- **What to work on**:
Write every line of the material out exactly as shown.

Some records
================================
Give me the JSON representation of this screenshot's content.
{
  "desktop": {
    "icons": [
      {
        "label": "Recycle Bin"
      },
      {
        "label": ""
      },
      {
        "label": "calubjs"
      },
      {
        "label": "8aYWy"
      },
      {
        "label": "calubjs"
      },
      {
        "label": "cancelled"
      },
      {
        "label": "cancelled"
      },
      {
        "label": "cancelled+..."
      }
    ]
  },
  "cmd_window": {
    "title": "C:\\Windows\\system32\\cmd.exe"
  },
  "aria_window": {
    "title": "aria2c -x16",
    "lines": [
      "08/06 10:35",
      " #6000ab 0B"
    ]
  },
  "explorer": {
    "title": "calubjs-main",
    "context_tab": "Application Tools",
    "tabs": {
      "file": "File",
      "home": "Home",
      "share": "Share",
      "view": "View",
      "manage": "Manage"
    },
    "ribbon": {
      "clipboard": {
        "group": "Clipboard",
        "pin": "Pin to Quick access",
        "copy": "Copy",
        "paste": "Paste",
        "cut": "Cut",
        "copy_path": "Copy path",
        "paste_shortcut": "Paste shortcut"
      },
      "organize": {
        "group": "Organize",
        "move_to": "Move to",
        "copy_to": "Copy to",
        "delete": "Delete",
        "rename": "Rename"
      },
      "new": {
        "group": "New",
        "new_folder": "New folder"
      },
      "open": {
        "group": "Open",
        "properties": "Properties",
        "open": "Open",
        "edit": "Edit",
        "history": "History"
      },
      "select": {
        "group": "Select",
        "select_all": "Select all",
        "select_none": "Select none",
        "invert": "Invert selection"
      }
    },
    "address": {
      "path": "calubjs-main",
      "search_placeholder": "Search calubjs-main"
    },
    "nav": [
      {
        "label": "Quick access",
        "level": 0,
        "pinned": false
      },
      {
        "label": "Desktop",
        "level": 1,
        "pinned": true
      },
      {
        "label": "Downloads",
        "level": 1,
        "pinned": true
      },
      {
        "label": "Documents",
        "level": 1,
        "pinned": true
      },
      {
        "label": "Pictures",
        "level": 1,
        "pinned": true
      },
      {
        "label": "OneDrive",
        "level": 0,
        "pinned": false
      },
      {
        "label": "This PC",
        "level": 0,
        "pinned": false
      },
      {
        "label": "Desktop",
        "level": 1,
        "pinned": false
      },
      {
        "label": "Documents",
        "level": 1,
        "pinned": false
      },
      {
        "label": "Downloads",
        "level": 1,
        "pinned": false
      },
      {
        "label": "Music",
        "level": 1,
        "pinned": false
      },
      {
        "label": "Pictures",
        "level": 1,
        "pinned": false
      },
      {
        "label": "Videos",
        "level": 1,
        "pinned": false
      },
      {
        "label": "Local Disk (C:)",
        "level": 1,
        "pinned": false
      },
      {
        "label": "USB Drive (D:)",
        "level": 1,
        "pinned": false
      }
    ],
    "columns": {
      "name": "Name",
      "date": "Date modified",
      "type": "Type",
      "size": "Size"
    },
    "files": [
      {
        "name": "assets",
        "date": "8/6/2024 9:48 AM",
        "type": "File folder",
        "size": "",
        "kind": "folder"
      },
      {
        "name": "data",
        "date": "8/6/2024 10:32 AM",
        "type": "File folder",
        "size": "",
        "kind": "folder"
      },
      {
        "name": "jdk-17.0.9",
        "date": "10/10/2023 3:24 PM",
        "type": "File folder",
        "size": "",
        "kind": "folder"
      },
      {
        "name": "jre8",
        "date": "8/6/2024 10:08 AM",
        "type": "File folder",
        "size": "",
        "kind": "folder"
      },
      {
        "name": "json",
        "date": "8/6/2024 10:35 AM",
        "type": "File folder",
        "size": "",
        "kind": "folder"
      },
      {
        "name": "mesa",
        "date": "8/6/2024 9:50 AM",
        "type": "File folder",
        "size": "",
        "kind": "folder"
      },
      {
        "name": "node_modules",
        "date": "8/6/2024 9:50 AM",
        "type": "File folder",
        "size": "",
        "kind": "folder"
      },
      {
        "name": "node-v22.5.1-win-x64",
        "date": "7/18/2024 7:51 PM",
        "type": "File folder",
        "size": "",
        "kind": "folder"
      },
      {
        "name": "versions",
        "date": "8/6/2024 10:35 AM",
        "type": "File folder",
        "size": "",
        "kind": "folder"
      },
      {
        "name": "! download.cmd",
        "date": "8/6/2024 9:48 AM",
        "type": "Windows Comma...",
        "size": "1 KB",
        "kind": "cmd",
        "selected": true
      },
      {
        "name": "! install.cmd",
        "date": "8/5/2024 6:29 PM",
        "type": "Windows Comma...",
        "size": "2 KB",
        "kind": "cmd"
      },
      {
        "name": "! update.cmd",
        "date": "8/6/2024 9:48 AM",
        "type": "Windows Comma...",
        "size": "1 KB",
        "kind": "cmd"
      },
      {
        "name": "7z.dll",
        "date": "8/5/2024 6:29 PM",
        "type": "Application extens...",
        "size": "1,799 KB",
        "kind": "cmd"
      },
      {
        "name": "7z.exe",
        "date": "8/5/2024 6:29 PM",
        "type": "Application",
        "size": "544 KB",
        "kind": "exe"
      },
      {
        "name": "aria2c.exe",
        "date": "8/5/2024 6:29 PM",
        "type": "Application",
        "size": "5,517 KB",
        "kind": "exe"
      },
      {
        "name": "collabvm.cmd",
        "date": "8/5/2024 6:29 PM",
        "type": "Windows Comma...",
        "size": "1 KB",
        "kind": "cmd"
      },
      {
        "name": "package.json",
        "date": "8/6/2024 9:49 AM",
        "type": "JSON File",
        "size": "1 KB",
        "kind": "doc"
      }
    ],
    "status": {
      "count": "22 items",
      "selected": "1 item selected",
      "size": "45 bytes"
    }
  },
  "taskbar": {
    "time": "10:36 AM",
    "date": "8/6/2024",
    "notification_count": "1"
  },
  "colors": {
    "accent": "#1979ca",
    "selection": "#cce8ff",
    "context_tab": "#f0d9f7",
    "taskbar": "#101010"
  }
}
================================
- **Result for this task**:
Give me the JSON representation of this screenshot's content.
{
  "desktop": {
    "icons": [
      {
        "label": "Recycle Bin"
      },
      {
        "label": ""
      },
      {
        "label": "calubjs"
      },
      {
        "label": "8aYWy"
      },
      {
        "label": "calubjs"
      },
      {
        "label": "cancelled"
      },
      {
        "label": "cancelled"
      },
      {
        "label": "cancelled+..."
      }
    ]
  },
  "cmd_window": {
    "title": "C:\\Windows\\system32\\cmd.exe"
  },
  "aria_window": {
    "title": "aria2c -x16",
    "lines": [
      "08/06 10:35",
      " #6000ab 0B"
    ]
  },
  "explorer": {
    "title": "calubjs-main",
    "context_tab": "Application Tools",
    "tabs": {
      "file": "File",
      "home": "Home",
      "share": "Share",
      "view": "View",
      "manage": "Manage"
    },
    "ribbon": {
      "clipboard": {
        "group": "Clipboard",
        "pin": "Pin to Quick access",
        "copy": "Copy",
        "paste": "Paste",
        "cut": "Cut",
        "copy_path": "Copy path",
        "paste_shortcut": "Paste shortcut"
      },
      "organize": {
        "group": "Organize",
        "move_to": "Move to",
        "copy_to": "Copy to",
        "delete": "Delete",
        "rename": "Rename"
      },
      "new": {
        "group": "New",
        "new_folder": "New folder"
      },
      "open": {
        "group": "Open",
        "properties": "Properties",
        "open": "Open",
        "edit": "Edit",
        "history": "History"
      },
      "select": {
        "group": "Select",
        "select_all": "Select all",
        "select_none": "Select none",
        "invert": "Invert selection"
      }
    },
    "address": {
      "path": "calubjs-main",
      "search_placeholder": "Search calubjs-main"
    },
    "nav": [
      {
        "label": "Quick access",
        "level": 0,
        "pinned": false
      },
      {
        "label": "Desktop",
        "level": 1,
        "pinned": true
      },
      {
        "label": "Downloads",
        "level": 1,
        "pinned": true
      },
      {
        "label": "Documents",
        "level": 1,
        "pinned": true
      },
      {
        "label": "Pictures",
        "level": 1,
        "pinned": true
      },
      {
        "label": "OneDrive",
        "level": 0,
        "pinned": false
      },
      {
        "label": "This PC",
        "level": 0,
        "pinned": false
      },
      {
        "label": "Desktop",
        "level": 1,
        "pinned": false
      },
      {
        "label": "Documents",
        "level": 1,
        "pinned": false
      },
      {
        "label": "Downloads",
        "level": 1,
        "pinned": false
      },
      {
        "label": "Music",
        "level": 1,
        "pinned": false
      },
      {
        "label": "Pictures",
        "level": 1,
        "pinned": false
      },
      {
        "label": "Videos",
        "level": 1,
        "pinned": false
      },
      {
        "label": "Local Disk (C:)",
        "level": 1,
        "pinned": false
      },
      {
        "label": "USB Drive (D:)",
        "level": 1,
        "pinned": false
      }
    ],
    "columns": {
      "name": "Name",
      "date": "Date modified",
      "type": "Type",
      "size": "Size"
    },
    "files": [
      {
        "name": "assets",
        "date": "8/6/2024 9:48 AM",
        "type": "File folder",
        "size": "",
        "kind": "folder"
      },
      {
        "name": "data",
        "date": "8/6/2024 10:32 AM",
        "type": "File folder",
        "size": "",
        "kind": "folder"
      },
      {
        "name": "jdk-17.0.9",
        "date": "10/10/2023 3:24 PM",
        "type": "File folder",
        "size": "",
        "kind": "folder"
      },
      {
        "name": "jre8",
        "date": "8/6/2024 10:08 AM",
        "type": "File folder",
        "size": "",
        "kind": "folder"
      },
      {
        "name": "json",
        "date": "8/6/2024 10:35 AM",
        "type": "File folder",
        "size": "",
        "kind": "folder"
      },
      {
        "name": "mesa",
        "date": "8/6/2024 9:50 AM",
        "type": "File folder",
        "size": "",
        "kind": "folder"
      },
      {
        "name": "node_modules",
        "date": "8/6/2024 9:50 AM",
        "type": "File folder",
        "size": "",
        "kind": "folder"
      },
      {
        "name": "node-v22.5.1-win-x64",
        "date": "7/18/2024 7:51 PM",
        "type": "File folder",
        "size": "",
        "kind": "folder"
      },
      {
        "name": "versions",
        "date": "8/6/2024 10:35 AM",
        "type": "File folder",
        "size": "",
        "kind": "folder"
      },
      {
        "name": "! download.cmd",
        "date": "8/6/2024 9:48 AM",
        "type": "Windows Comma...",
        "size": "1 KB",
        "kind": "cmd",
        "selected": true
      },
      {
        "name": "! install.cmd",
        "date": "8/5/2024 6:29 PM",
        "type": "Windows Comma...",
        "size": "2 KB",
        "kind": "cmd"
      },
      {
        "name": "! update.cmd",
        "date": "8/6/2024 9:48 AM",
        "type": "Windows Comma...",
        "size": "1 KB",
        "kind": "cmd"
      },
      {
        "name": "7z.dll",
        "date": "8/5/2024 6:29 PM",
        "type": "Application extens...",
        "size": "1,799 KB",
        "kind": "cmd"
      },
      {
        "name": "7z.exe",
        "date": "8/5/2024 6:29 PM",
        "type": "Application",
        "size": "544 KB",
        "kind": "exe"
      },
      {
        "name": "aria2c.exe",
        "date": "8/5/2024 6:29 PM",
        "type": "Application",
        "size": "5,517 KB",
        "kind": "exe"
      },
      {
        "name": "collabvm.cmd",
        "date": "8/5/2024 6:29 PM",
        "type": "Windows Comma...",
        "size": "1 KB",
        "kind": "cmd"
      },
      {
        "name": "package.json",
        "date": "8/6/2024 9:49 AM",
        "type": "JSON File",
        "size": "1 KB",
        "kind": "doc"
      }
    ],
    "status": {
      "count": "22 items",
      "selected": "1 item selected",
      "size": "45 bytes"
    }
  },
  "taskbar": {
    "time": "10:36 AM",
    "date": "8/6/2024",
    "notification_count": "1"
  },
  "colors": {
    "accent": "#1979ca",
    "selection": "#cce8ff",
    "context_tab": "#f0d9f7",
    "taskbar": "#101010"
  }
}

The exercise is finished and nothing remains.